[Saved entries]
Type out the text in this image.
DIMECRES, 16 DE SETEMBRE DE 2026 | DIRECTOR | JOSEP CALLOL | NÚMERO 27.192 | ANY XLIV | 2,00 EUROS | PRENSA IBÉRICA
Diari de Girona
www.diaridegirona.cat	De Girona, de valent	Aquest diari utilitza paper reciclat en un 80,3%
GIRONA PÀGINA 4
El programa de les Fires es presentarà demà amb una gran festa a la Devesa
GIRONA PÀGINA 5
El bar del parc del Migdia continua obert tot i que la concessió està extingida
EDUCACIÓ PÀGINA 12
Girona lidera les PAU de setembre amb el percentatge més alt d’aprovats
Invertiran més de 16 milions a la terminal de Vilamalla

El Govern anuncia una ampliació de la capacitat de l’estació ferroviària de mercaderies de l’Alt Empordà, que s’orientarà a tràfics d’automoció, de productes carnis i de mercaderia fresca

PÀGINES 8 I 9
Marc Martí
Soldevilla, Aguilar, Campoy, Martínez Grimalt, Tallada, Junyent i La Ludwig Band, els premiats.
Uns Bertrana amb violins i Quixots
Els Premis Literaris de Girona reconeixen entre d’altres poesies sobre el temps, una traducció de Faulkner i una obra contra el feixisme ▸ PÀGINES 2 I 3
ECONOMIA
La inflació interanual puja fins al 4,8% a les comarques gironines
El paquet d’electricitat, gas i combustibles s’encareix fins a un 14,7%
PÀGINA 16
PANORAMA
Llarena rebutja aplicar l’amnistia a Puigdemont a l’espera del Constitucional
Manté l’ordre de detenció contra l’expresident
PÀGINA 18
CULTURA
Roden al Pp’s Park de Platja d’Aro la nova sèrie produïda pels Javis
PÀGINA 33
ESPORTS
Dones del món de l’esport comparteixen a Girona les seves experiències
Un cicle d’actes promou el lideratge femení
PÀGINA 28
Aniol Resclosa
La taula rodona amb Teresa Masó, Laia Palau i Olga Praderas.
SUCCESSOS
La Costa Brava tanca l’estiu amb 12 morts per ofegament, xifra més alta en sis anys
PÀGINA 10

---

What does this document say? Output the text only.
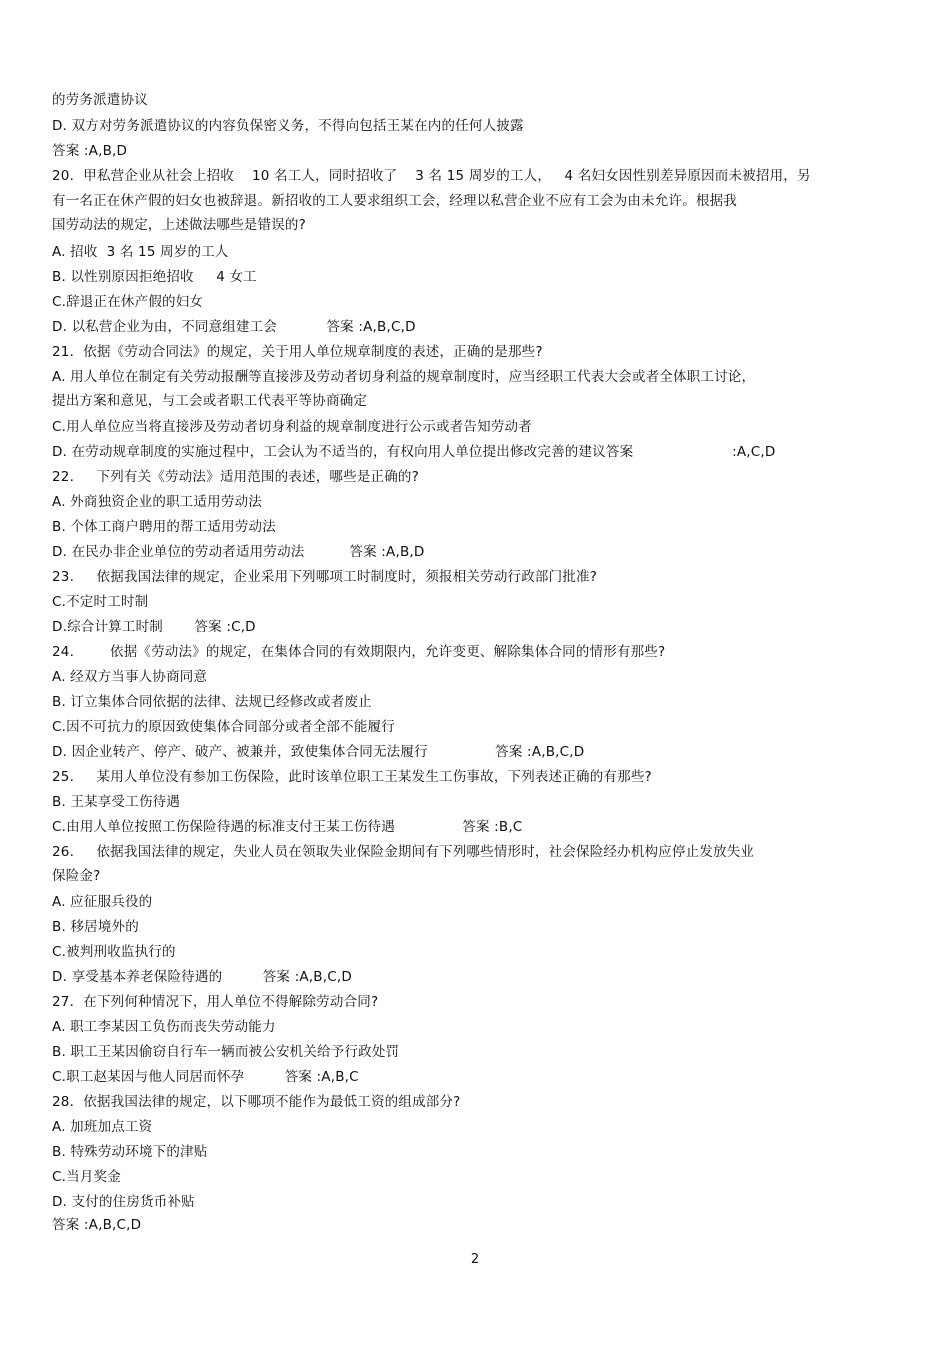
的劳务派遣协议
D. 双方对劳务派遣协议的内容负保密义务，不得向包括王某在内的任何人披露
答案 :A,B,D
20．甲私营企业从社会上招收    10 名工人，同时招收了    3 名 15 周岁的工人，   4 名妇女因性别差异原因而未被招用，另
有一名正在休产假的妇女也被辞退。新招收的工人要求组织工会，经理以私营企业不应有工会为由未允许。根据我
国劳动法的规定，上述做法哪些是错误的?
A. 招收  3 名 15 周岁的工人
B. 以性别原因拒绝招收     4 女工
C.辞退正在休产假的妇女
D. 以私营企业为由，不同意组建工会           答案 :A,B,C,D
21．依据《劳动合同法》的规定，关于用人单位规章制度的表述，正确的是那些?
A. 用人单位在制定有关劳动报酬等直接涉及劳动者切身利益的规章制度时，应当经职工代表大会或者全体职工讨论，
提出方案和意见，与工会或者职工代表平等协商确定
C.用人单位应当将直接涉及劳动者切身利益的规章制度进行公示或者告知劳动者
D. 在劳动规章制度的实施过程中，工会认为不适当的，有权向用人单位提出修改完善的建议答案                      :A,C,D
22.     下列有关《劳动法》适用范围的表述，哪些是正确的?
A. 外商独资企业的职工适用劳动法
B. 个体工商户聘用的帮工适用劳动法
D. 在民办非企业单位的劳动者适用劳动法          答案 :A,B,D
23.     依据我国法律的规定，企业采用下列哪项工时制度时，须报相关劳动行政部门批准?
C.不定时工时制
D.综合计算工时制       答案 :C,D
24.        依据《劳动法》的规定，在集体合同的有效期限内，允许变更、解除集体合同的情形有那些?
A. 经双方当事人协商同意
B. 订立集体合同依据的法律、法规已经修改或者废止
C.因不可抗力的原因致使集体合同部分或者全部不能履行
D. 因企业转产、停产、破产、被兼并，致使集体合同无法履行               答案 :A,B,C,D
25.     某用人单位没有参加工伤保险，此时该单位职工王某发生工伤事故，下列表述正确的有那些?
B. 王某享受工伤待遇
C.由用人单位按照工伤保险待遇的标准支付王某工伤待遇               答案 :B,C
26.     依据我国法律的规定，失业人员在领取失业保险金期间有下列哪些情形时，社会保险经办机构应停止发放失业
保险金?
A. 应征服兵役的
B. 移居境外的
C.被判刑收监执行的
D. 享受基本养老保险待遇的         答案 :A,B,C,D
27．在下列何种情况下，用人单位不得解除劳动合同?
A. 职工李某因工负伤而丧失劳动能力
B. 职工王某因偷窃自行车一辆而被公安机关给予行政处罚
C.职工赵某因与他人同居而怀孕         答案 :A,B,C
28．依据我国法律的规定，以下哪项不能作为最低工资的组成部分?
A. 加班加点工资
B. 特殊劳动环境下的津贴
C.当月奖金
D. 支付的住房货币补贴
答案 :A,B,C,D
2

→ Work instructions
Gather and copy every line of the data in which the string "依据我国法律的规定" is found.

→ The reply
23.     依据我国法律的规定，企业采用下列哪项工时制度时，须报相关劳动行政部门批准?
26.     依据我国法律的规定，失业人员在领取失业保险金期间有下列哪些情形时，社会保险经办机构应停止发放失业
28．依据我国法律的规定，以下哪项不能作为最低工资的组成部分?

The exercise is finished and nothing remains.